Task directions: Gather the lines that hold the string "title".

* Begin Extracted material *

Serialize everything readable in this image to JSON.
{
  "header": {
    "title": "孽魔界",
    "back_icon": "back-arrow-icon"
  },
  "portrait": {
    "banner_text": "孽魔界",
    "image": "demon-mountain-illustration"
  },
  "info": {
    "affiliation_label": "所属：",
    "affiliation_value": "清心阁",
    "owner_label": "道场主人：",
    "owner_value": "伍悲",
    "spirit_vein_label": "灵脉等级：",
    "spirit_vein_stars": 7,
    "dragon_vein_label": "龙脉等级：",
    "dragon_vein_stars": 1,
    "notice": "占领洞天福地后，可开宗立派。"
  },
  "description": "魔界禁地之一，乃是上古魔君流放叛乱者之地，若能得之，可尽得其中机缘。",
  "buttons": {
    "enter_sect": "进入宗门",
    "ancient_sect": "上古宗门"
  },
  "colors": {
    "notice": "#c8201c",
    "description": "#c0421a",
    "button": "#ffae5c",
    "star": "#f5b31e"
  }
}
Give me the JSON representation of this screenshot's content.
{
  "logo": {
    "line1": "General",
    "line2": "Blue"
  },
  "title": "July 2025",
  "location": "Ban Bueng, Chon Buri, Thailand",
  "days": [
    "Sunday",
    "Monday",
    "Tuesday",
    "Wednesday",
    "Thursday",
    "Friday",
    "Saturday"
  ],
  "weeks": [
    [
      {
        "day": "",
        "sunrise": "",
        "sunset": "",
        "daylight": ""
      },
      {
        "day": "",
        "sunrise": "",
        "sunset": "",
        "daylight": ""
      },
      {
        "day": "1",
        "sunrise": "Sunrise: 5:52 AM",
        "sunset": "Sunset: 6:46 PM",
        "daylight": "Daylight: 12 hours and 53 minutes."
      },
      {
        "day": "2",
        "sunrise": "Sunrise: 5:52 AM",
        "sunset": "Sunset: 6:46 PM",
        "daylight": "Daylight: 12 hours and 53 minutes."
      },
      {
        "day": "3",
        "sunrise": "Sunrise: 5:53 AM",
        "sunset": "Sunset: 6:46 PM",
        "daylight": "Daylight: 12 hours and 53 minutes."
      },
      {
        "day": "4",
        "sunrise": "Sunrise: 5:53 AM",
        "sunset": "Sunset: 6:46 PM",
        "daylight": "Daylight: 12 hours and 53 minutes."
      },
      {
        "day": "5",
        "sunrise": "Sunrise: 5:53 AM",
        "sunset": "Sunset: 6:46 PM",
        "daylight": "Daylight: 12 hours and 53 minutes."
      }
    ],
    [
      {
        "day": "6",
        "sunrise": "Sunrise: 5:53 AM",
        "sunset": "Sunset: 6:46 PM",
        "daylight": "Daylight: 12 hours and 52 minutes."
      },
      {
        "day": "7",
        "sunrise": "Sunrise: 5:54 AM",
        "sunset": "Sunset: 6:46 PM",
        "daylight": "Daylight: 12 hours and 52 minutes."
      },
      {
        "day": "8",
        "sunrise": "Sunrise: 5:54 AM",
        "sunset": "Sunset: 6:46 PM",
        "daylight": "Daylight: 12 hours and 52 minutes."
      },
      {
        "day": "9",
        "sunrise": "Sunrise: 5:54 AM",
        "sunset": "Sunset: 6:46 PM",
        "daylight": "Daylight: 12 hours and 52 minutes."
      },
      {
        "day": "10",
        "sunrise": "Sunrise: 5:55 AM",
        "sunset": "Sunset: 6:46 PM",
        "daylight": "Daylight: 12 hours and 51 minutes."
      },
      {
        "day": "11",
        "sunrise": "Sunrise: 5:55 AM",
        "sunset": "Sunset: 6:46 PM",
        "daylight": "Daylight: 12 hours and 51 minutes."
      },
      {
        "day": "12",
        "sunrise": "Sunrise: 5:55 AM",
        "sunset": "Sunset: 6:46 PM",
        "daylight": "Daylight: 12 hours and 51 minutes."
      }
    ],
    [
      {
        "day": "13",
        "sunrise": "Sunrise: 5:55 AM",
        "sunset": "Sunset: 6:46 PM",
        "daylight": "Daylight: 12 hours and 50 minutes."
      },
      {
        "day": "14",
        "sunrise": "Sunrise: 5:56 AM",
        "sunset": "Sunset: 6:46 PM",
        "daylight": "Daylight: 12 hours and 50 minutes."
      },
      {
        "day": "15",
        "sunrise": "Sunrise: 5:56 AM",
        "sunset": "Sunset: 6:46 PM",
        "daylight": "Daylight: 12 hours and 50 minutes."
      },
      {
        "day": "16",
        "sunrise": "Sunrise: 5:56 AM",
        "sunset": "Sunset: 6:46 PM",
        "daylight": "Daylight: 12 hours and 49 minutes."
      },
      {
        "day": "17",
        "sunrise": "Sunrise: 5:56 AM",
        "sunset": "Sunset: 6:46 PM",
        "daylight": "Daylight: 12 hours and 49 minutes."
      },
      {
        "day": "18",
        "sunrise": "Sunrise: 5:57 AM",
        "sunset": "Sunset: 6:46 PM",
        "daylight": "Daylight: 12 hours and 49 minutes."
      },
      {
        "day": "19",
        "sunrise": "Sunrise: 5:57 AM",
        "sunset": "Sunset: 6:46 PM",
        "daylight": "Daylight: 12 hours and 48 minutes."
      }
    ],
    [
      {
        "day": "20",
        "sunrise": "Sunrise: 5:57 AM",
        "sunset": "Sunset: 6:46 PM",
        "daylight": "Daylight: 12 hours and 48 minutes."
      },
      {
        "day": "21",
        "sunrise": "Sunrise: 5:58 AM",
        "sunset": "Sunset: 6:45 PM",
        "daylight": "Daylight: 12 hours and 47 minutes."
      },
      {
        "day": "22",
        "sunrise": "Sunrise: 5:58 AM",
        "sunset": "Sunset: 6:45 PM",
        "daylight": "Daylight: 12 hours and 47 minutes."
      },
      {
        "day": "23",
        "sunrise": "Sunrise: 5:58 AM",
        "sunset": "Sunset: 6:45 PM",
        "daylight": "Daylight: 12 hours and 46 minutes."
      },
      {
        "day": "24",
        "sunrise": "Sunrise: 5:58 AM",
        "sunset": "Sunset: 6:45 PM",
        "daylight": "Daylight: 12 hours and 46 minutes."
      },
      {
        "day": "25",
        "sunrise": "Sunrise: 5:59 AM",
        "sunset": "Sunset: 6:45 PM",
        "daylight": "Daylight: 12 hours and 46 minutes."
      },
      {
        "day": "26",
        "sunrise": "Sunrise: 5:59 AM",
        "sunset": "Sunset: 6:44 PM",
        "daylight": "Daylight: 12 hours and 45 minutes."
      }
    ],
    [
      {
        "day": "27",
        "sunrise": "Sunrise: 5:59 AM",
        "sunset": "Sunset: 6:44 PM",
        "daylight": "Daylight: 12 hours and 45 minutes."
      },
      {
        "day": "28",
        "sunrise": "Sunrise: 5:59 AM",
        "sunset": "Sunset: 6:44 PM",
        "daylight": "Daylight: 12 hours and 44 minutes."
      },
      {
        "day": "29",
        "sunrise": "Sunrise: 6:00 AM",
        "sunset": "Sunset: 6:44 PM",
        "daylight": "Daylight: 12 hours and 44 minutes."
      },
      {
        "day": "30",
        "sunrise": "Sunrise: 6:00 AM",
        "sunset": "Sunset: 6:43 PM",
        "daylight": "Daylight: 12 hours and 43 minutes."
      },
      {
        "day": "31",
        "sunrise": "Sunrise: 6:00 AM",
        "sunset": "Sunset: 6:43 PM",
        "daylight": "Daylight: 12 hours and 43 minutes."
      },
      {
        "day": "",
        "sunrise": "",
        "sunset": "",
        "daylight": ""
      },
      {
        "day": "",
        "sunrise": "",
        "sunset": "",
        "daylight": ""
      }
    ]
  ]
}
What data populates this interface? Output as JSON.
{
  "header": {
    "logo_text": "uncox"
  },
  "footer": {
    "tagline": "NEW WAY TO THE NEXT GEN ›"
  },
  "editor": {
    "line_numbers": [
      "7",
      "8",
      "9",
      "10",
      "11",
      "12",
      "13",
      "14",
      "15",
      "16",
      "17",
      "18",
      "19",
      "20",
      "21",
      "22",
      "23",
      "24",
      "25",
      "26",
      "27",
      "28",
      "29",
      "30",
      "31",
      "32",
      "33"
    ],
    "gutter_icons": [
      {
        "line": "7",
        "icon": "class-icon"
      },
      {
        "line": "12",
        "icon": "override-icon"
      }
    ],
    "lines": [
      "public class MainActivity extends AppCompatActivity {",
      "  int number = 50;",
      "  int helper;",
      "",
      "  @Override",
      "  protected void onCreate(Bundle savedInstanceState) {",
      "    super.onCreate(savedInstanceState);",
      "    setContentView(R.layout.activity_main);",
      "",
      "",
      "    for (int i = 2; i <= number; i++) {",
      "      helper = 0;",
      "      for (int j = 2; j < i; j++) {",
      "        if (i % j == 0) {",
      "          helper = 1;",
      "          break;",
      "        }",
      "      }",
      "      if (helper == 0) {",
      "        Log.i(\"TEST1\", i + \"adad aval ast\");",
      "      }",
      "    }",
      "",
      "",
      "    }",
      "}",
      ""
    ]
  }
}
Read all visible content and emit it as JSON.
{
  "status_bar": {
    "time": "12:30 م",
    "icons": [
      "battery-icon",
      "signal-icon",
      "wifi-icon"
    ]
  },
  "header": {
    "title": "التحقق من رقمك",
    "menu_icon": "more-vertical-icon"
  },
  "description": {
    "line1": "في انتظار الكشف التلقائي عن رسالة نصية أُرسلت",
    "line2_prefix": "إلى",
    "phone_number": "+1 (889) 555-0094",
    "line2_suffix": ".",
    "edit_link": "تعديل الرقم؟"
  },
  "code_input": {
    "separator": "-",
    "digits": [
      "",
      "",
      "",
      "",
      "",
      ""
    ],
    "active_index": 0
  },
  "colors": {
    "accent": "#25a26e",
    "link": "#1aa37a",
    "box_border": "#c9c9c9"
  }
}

* End Extracted material *

Task response:
    "title": "孽魔界",
  "title": "July 2025",
    "title": "التحقق من رقمك",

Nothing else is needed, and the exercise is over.